Raw records:
☆ ☆ ☆ ☆ ☆
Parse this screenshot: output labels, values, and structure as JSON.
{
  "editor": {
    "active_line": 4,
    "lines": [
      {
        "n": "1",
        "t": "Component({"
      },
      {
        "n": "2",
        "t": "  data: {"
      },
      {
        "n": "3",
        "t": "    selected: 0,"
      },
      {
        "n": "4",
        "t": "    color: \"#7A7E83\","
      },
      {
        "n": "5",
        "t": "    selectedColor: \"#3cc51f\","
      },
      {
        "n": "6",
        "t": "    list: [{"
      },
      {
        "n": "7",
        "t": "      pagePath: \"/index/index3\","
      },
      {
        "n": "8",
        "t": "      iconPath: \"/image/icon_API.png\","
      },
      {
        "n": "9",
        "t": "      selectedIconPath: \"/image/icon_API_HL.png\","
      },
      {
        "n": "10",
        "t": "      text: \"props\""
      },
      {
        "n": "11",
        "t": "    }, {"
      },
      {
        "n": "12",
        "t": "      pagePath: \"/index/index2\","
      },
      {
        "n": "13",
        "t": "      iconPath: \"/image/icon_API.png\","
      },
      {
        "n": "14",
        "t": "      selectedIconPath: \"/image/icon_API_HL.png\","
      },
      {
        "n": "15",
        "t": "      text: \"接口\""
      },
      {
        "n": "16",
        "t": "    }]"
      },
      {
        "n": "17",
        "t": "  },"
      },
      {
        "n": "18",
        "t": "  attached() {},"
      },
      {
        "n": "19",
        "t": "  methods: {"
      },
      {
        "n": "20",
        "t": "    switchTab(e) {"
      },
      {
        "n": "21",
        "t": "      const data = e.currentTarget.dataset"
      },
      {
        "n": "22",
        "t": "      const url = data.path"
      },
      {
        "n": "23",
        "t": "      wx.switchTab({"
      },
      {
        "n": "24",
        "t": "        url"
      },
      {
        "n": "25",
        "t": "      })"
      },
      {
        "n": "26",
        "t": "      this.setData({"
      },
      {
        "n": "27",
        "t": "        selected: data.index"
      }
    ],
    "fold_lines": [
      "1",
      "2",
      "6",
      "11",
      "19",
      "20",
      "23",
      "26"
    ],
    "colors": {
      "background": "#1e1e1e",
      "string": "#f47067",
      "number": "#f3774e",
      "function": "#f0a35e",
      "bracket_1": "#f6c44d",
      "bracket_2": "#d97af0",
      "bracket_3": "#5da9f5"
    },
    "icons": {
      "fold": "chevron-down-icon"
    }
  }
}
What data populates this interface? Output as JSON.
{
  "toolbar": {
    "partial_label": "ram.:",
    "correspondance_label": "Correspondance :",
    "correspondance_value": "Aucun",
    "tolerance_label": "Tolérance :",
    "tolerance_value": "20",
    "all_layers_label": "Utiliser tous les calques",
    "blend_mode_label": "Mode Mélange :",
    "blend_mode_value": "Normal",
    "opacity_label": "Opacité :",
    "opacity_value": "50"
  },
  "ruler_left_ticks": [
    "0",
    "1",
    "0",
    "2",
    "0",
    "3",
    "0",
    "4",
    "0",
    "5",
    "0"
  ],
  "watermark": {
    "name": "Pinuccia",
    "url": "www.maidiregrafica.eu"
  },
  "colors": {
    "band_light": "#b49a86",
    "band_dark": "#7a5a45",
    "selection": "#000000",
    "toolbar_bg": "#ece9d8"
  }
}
☆ ☆ ☆ ☆ ☆
# BRIEF
Give back exactly the lines from the line holding "What data populates" through the last line of the listing, including both.

# WRITTEN ANSWER
What data populates this interface? Output as JSON.
{
  "toolbar": {
    "partial_label": "ram.:",
    "correspondance_label": "Correspondance :",
    "correspondance_value": "Aucun",
    "tolerance_label": "Tolérance :",
    "tolerance_value": "20",
    "all_layers_label": "Utiliser tous les calques",
    "blend_mode_label": "Mode Mélange :",
    "blend_mode_value": "Normal",
    "opacity_label": "Opacité :",
    "opacity_value": "50"
  },
  "ruler_left_ticks": [
    "0",
    "1",
    "0",
    "2",
    "0",
    "3",
    "0",
    "4",
    "0",
    "5",
    "0"
  ],
  "watermark": {
    "name": "Pinuccia",
    "url": "www.maidiregrafica.eu"
  },
  "colors": {
    "band_light": "#b49a86",
    "band_dark": "#7a5a45",
    "selection": "#000000",
    "toolbar_bg": "#ece9d8"
  }
}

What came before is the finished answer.